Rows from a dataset
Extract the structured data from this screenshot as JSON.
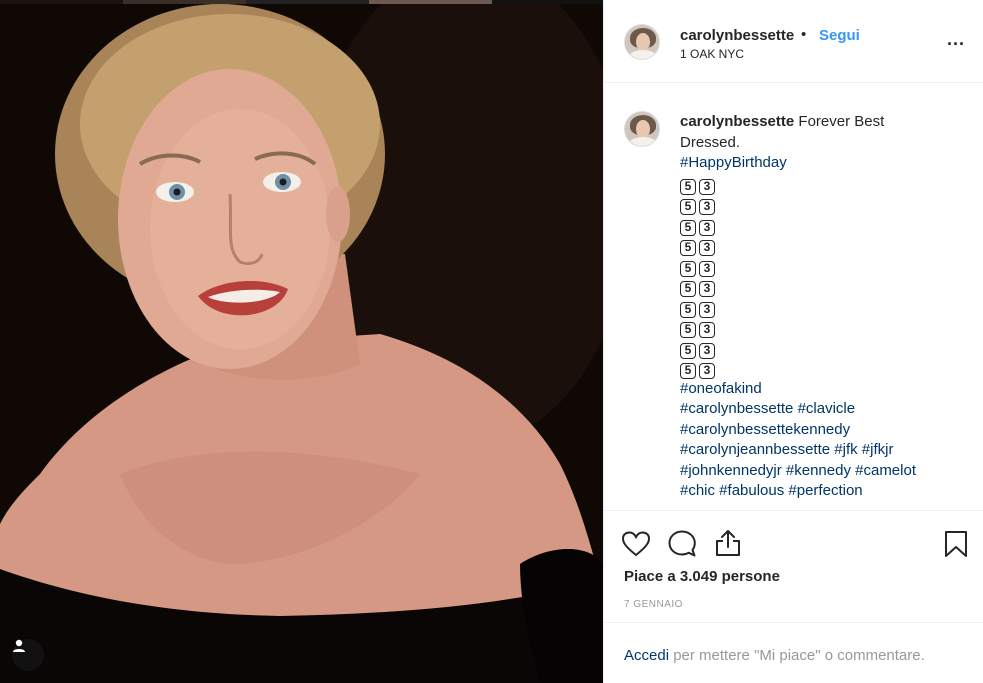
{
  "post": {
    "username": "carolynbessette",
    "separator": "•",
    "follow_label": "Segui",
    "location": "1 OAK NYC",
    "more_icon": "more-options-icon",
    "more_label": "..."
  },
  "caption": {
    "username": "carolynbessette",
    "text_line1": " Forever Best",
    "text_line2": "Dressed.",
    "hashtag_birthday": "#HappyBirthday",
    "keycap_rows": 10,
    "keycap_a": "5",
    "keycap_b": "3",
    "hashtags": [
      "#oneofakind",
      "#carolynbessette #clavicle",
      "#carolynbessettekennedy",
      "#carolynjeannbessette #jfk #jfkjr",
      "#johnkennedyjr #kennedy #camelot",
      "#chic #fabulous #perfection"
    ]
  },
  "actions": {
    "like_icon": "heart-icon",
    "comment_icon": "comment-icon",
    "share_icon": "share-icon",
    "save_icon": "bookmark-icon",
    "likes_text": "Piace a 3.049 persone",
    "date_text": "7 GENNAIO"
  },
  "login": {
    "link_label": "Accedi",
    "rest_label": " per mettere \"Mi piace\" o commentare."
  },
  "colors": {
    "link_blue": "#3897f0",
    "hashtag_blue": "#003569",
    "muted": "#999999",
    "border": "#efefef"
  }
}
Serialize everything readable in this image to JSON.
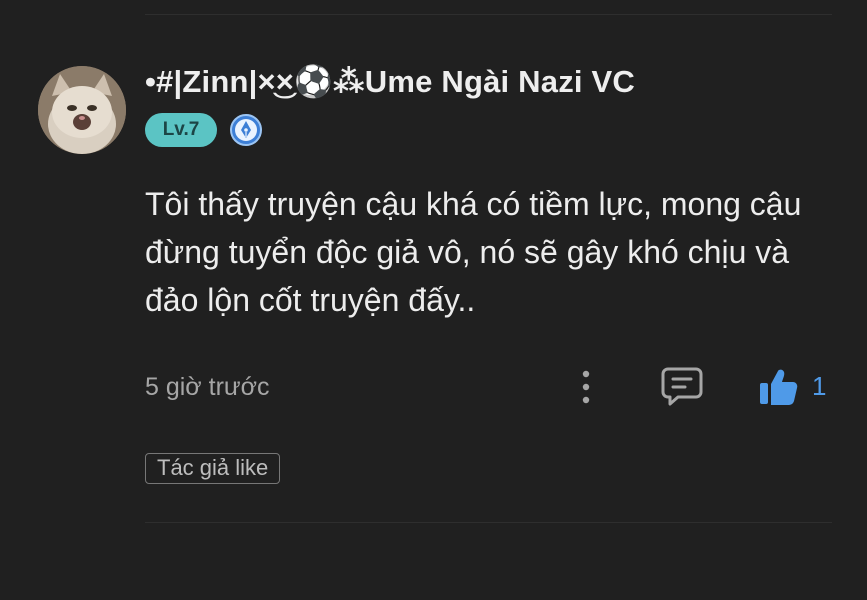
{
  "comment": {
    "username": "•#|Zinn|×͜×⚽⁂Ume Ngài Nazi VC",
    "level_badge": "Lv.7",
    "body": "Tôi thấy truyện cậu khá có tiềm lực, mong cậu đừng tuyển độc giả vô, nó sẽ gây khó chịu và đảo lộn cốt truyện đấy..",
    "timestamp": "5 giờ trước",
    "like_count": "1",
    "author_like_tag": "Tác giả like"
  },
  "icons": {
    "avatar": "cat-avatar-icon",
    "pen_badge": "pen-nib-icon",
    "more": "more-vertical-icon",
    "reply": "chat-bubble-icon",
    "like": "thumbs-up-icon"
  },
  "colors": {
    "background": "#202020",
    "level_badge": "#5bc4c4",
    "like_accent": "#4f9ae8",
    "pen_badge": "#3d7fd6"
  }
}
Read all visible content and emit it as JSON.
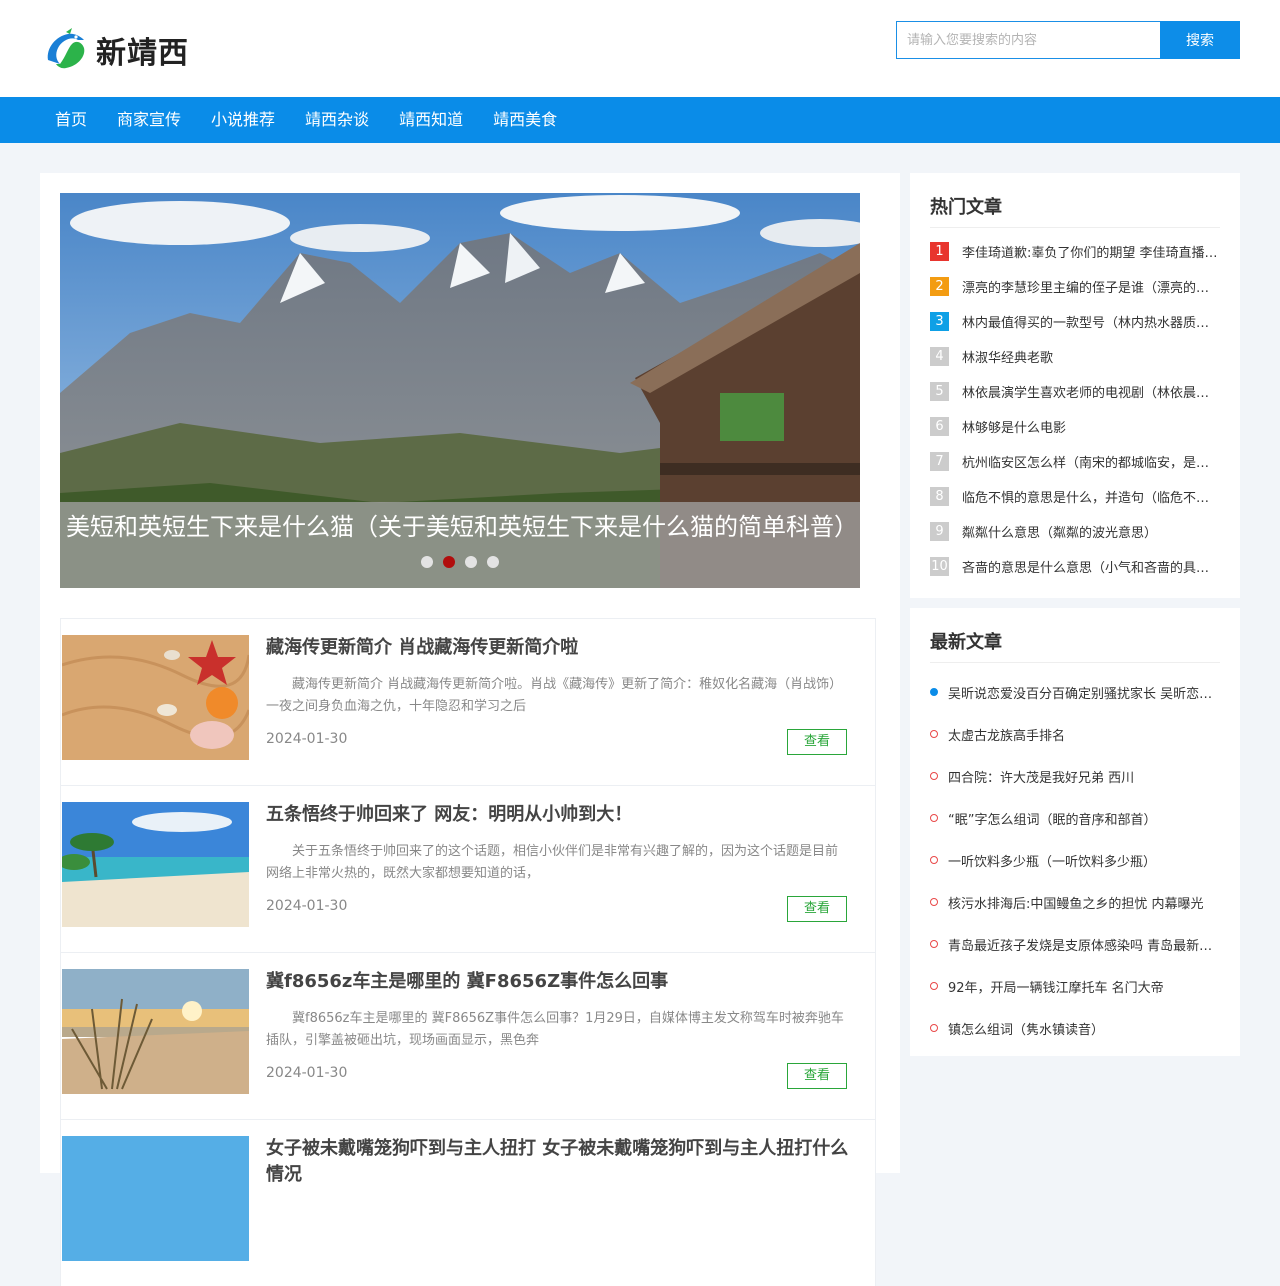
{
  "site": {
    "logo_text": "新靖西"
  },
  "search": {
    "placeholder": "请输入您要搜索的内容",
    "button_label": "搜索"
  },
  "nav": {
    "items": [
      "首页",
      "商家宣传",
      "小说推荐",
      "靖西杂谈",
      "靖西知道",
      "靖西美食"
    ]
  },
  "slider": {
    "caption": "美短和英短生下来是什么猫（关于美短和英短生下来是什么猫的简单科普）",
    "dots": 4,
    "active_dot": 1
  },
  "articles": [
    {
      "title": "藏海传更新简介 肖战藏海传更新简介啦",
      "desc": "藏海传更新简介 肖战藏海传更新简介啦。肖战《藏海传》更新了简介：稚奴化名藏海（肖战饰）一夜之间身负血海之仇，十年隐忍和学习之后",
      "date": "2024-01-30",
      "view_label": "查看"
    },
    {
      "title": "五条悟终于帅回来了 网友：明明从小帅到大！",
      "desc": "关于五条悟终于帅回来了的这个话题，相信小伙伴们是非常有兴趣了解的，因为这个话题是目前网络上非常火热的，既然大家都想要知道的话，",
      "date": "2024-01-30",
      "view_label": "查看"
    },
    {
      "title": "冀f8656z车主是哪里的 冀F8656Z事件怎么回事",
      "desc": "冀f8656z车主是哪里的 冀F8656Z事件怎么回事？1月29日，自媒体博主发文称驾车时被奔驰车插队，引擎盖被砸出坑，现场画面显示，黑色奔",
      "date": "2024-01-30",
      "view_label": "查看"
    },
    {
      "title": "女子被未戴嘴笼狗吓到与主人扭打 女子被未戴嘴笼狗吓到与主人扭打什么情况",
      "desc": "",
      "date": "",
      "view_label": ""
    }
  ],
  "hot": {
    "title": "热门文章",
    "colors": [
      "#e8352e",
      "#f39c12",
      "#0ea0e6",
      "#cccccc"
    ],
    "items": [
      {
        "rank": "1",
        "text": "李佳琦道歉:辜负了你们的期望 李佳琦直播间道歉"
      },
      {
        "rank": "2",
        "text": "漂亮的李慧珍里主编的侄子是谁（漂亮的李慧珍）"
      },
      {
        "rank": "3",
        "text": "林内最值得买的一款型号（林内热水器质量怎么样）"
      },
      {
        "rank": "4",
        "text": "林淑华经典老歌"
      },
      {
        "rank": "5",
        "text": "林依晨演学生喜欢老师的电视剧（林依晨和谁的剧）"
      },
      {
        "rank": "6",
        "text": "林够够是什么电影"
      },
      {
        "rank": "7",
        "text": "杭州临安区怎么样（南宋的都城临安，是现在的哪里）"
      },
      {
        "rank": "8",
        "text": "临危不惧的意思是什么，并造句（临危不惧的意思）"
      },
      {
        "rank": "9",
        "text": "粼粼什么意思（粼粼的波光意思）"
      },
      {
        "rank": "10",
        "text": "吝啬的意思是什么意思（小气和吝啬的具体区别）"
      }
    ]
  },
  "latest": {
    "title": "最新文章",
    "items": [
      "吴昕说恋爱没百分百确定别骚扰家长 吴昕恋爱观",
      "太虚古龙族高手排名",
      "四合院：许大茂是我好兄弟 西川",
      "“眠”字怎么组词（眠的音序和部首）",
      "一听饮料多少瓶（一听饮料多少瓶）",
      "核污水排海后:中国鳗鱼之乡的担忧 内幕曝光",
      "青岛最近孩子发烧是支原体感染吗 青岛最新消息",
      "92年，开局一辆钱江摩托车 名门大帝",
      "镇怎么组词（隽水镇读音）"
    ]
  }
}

## [Exercise requirements]
Quote each entry above verbatim and drop the pictures.

## [Answer for this exercise]
Extract the structured data from this screenshot as JSON.
{
  "post": {
    "username": "carolynbessette",
    "separator": "•",
    "follow_label": "Segui",
    "location": "1 OAK NYC",
    "more_icon": "more-options-icon",
    "more_label": "..."
  },
  "caption": {
    "username": "carolynbessette",
    "text_line1": " Forever Best",
    "text_line2": "Dressed.",
    "hashtag_birthday": "#HappyBirthday",
    "keycap_rows": 10,
    "keycap_a": "5",
    "keycap_b": "3",
    "hashtags": [
      "#oneofakind",
      "#carolynbessette #clavicle",
      "#carolynbessettekennedy",
      "#carolynjeannbessette #jfk #jfkjr",
      "#johnkennedyjr #kennedy #camelot",
      "#chic #fabulous #perfection"
    ]
  },
  "actions": {
    "like_icon": "heart-icon",
    "comment_icon": "comment-icon",
    "share_icon": "share-icon",
    "save_icon": "bookmark-icon",
    "likes_text": "Piace a 3.049 persone",
    "date_text": "7 GENNAIO"
  },
  "login": {
    "link_label": "Accedi",
    "rest_label": " per mettere \"Mi piace\" o commentare."
  },
  "colors": {
    "link_blue": "#3897f0",
    "hashtag_blue": "#003569",
    "muted": "#999999",
    "border": "#efefef"
  }
}
Serialize everything readable in this image to JSON.
{
  "comment": {
    "username": "•#|Zinn|×͜×⚽⁂Ume Ngài Nazi VC",
    "level_badge": "Lv.7",
    "body": "Tôi thấy truyện cậu khá có tiềm lực, mong cậu đừng tuyển độc giả vô, nó sẽ gây khó chịu và đảo lộn cốt truyện đấy..",
    "timestamp": "5 giờ trước",
    "like_count": "1",
    "author_like_tag": "Tác giả like"
  },
  "icons": {
    "avatar": "cat-avatar-icon",
    "pen_badge": "pen-nib-icon",
    "more": "more-vertical-icon",
    "reply": "chat-bubble-icon",
    "like": "thumbs-up-icon"
  },
  "colors": {
    "background": "#202020",
    "level_badge": "#5bc4c4",
    "like_accent": "#4f9ae8",
    "pen_badge": "#3d7fd6"
  }
}
Read all visible content and emit it as JSON.
{
  "site": {
    "logo_text": "新靖西"
  },
  "search": {
    "placeholder": "请输入您要搜索的内容",
    "button_label": "搜索"
  },
  "nav": {
    "items": [
      "首页",
      "商家宣传",
      "小说推荐",
      "靖西杂谈",
      "靖西知道",
      "靖西美食"
    ]
  },
  "slider": {
    "caption": "美短和英短生下来是什么猫（关于美短和英短生下来是什么猫的简单科普）",
    "dots": 4,
    "active_dot": 1
  },
  "articles": [
    {
      "title": "藏海传更新简介 肖战藏海传更新简介啦",
      "desc": "藏海传更新简介 肖战藏海传更新简介啦。肖战《藏海传》更新了简介：稚奴化名藏海（肖战饰）一夜之间身负血海之仇，十年隐忍和学习之后",
      "date": "2024-01-30",
      "view_label": "查看"
    },
    {
      "title": "五条悟终于帅回来了 网友：明明从小帅到大！",
      "desc": "关于五条悟终于帅回来了的这个话题，相信小伙伴们是非常有兴趣了解的，因为这个话题是目前网络上非常火热的，既然大家都想要知道的话，",
      "date": "2024-01-30",
      "view_label": "查看"
    },
    {
      "title": "冀f8656z车主是哪里的 冀F8656Z事件怎么回事",
      "desc": "冀f8656z车主是哪里的 冀F8656Z事件怎么回事？1月29日，自媒体博主发文称驾车时被奔驰车插队，引擎盖被砸出坑，现场画面显示，黑色奔",
      "date": "2024-01-30",
      "view_label": "查看"
    },
    {
      "title": "女子被未戴嘴笼狗吓到与主人扭打 女子被未戴嘴笼狗吓到与主人扭打什么情况",
      "desc": "",
      "date": "",
      "view_label": ""
    }
  ],
  "hot": {
    "title": "热门文章",
    "colors": [
      "#e8352e",
      "#f39c12",
      "#0ea0e6",
      "#cccccc"
    ],
    "items": [
      {
        "rank": "1",
        "text": "李佳琦道歉:辜负了你们的期望 李佳琦直播间道歉"
      },
      {
        "rank": "2",
        "text": "漂亮的李慧珍里主编的侄子是谁（漂亮的李慧珍）"
      },
      {
        "rank": "3",
        "text": "林内最值得买的一款型号（林内热水器质量怎么样）"
      },
      {
        "rank": "4",
        "text": "林淑华经典老歌"
      },
      {
        "rank": "5",
        "text": "林依晨演学生喜欢老师的电视剧（林依晨和谁的剧）"
      },
      {
        "rank": "6",
        "text": "林够够是什么电影"
      },
      {
        "rank": "7",
        "text": "杭州临安区怎么样（南宋的都城临安，是现在的哪里）"
      },
      {
        "rank": "8",
        "text": "临危不惧的意思是什么，并造句（临危不惧的意思）"
      },
      {
        "rank": "9",
        "text": "粼粼什么意思（粼粼的波光意思）"
      },
      {
        "rank": "10",
        "text": "吝啬的意思是什么意思（小气和吝啬的具体区别）"
      }
    ]
  },
  "latest": {
    "title": "最新文章",
    "items": [
      "吴昕说恋爱没百分百确定别骚扰家长 吴昕恋爱观",
      "太虚古龙族高手排名",
      "四合院：许大茂是我好兄弟 西川",
      "“眠”字怎么组词（眠的音序和部首）",
      "一听饮料多少瓶（一听饮料多少瓶）",
      "核污水排海后:中国鳗鱼之乡的担忧 内幕曝光",
      "青岛最近孩子发烧是支原体感染吗 青岛最新消息",
      "92年，开局一辆钱江摩托车 名门大帝",
      "镇怎么组词（隽水镇读音）"
    ]
  }
}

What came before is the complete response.